## Begin EXERCISE INPUT

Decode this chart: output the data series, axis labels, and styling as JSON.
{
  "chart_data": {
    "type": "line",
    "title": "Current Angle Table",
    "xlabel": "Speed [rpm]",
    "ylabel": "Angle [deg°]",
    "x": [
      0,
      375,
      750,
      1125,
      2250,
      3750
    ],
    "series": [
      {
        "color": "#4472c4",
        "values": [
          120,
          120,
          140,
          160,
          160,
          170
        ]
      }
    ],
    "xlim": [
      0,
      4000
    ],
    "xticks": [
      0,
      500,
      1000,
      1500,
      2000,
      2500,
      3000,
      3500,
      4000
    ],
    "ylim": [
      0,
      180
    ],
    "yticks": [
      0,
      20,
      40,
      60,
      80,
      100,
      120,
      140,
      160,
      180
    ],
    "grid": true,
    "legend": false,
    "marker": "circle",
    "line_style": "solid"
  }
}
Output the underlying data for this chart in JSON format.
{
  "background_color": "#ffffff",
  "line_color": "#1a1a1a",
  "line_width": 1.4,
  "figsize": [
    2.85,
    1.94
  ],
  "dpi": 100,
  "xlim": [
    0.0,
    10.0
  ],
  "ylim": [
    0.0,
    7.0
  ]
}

## End EXERCISE INPUT

Repeat each entry word for word.

Decode this chart: output the data series, axis labels, and styling as JSON.
{
  "chart_data": {
    "type": "line",
    "title": "Current Angle Table",
    "xlabel": "Speed [rpm]",
    "ylabel": "Angle [deg°]",
    "x": [
      0,
      375,
      750,
      1125,
      2250,
      3750
    ],
    "series": [
      {
        "color": "#4472c4",
        "values": [
          120,
          120,
          140,
          160,
          160,
          170
        ]
      }
    ],
    "xlim": [
      0,
      4000
    ],
    "xticks": [
      0,
      500,
      1000,
      1500,
      2000,
      2500,
      3000,
      3500,
      4000
    ],
    "ylim": [
      0,
      180
    ],
    "yticks": [
      0,
      20,
      40,
      60,
      80,
      100,
      120,
      140,
      160,
      180
    ],
    "grid": true,
    "legend": false,
    "marker": "circle",
    "line_style": "solid"
  }
}
Output the underlying data for this chart in JSON format.
{
  "background_color": "#ffffff",
  "line_color": "#1a1a1a",
  "line_width": 1.4,
  "figsize": [
    2.85,
    1.94
  ],
  "dpi": 100,
  "xlim": [
    0.0,
    10.0
  ],
  "ylim": [
    0.0,
    7.0
  ]
}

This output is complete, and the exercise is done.